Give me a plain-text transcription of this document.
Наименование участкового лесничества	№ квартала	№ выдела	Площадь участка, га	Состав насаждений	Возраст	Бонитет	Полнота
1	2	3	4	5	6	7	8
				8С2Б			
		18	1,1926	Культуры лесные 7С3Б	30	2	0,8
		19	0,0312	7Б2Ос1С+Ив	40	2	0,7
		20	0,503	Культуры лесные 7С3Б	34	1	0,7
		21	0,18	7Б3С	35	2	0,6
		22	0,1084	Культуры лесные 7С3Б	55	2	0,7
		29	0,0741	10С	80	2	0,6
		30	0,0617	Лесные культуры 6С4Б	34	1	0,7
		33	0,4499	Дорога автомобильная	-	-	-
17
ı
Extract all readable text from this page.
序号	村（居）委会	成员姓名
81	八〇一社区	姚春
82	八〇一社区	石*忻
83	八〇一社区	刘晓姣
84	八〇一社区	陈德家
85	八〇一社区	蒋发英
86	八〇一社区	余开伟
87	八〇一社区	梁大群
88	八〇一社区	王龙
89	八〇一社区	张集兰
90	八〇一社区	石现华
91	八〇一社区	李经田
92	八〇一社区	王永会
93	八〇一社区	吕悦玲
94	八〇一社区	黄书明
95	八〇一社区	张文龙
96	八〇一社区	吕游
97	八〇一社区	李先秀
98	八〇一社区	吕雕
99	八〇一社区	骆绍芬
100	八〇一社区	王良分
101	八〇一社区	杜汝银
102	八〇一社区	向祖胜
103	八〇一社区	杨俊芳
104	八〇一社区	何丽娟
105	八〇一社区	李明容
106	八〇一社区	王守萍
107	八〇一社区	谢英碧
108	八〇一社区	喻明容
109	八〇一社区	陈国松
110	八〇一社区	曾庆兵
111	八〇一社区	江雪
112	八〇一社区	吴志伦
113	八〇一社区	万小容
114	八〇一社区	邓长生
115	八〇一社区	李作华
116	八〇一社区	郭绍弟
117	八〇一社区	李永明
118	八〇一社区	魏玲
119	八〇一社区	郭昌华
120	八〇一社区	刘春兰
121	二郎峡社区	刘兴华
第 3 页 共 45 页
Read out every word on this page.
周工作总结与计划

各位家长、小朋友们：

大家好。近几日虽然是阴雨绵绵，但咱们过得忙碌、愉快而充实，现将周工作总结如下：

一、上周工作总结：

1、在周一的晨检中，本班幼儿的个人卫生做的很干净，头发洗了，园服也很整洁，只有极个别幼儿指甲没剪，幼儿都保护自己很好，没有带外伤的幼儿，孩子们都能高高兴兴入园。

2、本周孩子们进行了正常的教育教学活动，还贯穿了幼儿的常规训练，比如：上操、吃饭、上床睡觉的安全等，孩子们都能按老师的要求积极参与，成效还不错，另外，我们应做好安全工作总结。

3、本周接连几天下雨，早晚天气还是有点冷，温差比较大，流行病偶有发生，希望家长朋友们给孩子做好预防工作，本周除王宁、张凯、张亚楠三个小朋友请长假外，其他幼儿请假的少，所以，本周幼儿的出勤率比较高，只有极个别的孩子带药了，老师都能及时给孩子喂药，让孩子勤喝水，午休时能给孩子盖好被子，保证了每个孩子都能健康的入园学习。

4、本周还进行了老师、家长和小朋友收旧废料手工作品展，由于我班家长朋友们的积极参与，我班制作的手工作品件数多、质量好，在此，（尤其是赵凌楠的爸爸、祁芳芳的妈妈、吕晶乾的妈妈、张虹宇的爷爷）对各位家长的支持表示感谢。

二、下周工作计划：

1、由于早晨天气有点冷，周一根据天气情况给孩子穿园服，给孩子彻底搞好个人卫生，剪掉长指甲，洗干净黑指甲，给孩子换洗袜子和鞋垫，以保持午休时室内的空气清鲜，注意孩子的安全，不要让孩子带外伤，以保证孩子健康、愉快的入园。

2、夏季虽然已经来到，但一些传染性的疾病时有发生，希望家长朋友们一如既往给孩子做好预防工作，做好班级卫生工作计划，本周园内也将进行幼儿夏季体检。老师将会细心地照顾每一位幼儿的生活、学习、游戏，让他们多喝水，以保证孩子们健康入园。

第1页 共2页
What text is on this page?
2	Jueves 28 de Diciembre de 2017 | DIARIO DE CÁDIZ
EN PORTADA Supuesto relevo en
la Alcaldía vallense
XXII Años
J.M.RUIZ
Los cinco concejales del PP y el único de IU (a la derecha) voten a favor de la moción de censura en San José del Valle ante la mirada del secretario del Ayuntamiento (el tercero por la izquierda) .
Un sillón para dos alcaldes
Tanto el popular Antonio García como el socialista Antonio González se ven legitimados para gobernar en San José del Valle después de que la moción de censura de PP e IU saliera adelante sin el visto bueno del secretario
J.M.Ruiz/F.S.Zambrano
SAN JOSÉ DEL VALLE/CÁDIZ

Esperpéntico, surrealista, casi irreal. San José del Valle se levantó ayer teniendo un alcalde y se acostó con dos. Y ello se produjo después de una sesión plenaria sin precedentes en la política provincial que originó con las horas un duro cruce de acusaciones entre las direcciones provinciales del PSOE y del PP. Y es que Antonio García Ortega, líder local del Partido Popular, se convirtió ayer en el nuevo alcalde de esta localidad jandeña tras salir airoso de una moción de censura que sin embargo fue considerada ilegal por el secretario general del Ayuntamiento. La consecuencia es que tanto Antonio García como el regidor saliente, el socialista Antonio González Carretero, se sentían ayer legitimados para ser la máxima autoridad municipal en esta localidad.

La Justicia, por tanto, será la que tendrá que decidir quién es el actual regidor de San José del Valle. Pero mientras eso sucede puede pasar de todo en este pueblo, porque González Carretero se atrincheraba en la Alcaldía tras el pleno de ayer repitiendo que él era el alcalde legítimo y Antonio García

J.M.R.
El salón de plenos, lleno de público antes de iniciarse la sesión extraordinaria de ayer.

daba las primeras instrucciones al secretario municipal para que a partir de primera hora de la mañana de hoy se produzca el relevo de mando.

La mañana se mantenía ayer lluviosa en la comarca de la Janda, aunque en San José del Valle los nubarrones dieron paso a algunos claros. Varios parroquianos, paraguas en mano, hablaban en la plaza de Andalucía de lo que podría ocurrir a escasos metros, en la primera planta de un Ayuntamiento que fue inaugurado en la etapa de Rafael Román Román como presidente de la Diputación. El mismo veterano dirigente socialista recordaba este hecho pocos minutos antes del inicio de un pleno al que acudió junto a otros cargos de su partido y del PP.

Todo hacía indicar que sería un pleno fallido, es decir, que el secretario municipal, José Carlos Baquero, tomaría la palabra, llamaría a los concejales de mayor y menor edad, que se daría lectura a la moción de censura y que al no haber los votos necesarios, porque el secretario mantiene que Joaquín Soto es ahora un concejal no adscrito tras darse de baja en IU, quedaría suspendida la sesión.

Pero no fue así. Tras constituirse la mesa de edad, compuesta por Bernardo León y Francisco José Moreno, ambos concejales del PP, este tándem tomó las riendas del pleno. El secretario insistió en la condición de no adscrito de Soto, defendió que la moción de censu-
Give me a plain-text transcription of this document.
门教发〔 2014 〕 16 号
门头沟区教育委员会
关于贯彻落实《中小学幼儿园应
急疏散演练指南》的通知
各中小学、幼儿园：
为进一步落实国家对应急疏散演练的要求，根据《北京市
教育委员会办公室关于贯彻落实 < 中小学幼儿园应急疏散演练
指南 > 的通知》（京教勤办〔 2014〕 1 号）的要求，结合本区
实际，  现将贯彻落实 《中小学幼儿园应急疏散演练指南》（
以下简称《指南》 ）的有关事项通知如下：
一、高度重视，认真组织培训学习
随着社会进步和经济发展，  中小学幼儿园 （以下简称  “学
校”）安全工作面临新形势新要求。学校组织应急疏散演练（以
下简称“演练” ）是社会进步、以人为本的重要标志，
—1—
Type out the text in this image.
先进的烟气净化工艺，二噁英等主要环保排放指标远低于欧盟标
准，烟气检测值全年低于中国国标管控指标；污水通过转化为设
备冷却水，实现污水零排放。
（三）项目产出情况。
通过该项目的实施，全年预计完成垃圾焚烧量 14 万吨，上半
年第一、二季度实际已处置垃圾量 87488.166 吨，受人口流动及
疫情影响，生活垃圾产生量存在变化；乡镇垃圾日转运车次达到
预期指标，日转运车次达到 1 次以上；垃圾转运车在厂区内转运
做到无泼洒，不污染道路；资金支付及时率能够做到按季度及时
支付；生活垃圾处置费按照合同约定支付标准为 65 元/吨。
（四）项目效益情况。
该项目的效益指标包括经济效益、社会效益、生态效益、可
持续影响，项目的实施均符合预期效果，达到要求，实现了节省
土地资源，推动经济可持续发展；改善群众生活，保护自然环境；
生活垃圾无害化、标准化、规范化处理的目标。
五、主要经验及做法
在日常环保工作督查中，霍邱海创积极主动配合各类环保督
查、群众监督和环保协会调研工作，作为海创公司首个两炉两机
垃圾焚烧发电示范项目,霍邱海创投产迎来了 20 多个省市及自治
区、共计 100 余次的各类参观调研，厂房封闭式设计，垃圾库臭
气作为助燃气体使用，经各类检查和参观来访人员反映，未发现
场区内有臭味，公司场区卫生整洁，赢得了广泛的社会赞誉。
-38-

> **Your instructions**
Copy out all lines above that include the string "this".

> **Output**
Give me a plain-text transcription of this document.
Extract all readable text from this page.
Read out every word on this page.
What text is on this page?
Give me a plain-text transcription of this document.
Type out the text in this image.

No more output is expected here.